Data listing
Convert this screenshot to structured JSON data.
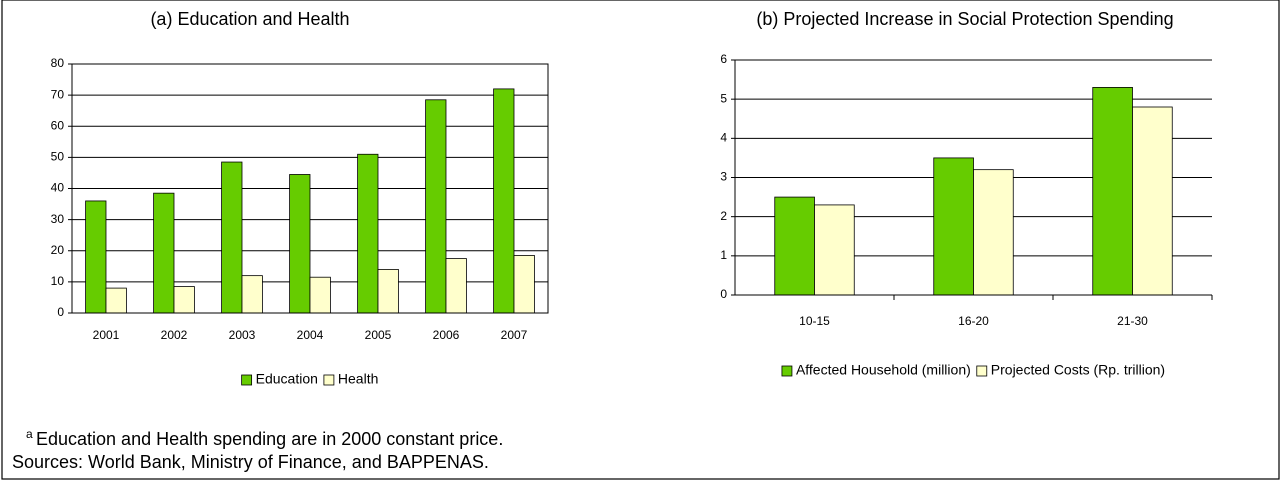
{
  "chart_data": [
    {
      "type": "bar",
      "title": "(a) Education and Health",
      "categories": [
        "2001",
        "2002",
        "2003",
        "2004",
        "2005",
        "2006",
        "2007"
      ],
      "series": [
        {
          "name": "Education",
          "color": "#66cc00",
          "values": [
            36,
            38.5,
            48.5,
            44.5,
            51,
            68.5,
            72
          ]
        },
        {
          "name": "Health",
          "color": "#ffffcc",
          "values": [
            8,
            8.5,
            12,
            11.5,
            14,
            17.5,
            18.5
          ]
        }
      ],
      "ylim": [
        0,
        80
      ],
      "yticks": [
        0,
        10,
        20,
        30,
        40,
        50,
        60,
        70,
        80
      ],
      "grid": true,
      "legend": "bottom"
    },
    {
      "type": "bar",
      "title": "(b) Projected Increase in Social Protection Spending",
      "categories": [
        "10-15",
        "16-20",
        "21-30"
      ],
      "series": [
        {
          "name": "Affected Household (million)",
          "color": "#66cc00",
          "values": [
            2.5,
            3.5,
            5.3
          ]
        },
        {
          "name": "Projected Costs (Rp. trillion)",
          "color": "#ffffcc",
          "values": [
            2.3,
            3.2,
            4.8
          ]
        }
      ],
      "ylim": [
        0,
        6
      ],
      "yticks": [
        0,
        1,
        2,
        3,
        4,
        5,
        6
      ],
      "grid": true,
      "legend": "bottom"
    }
  ],
  "footnote": {
    "marker": "a",
    "lines": [
      "Education and Health spending are in 2000 constant price.",
      "Sources: World Bank, Ministry of Finance, and BAPPENAS."
    ]
  }
}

What the task requires
Write only the number of lines in the records that include the word "title".

Reply
2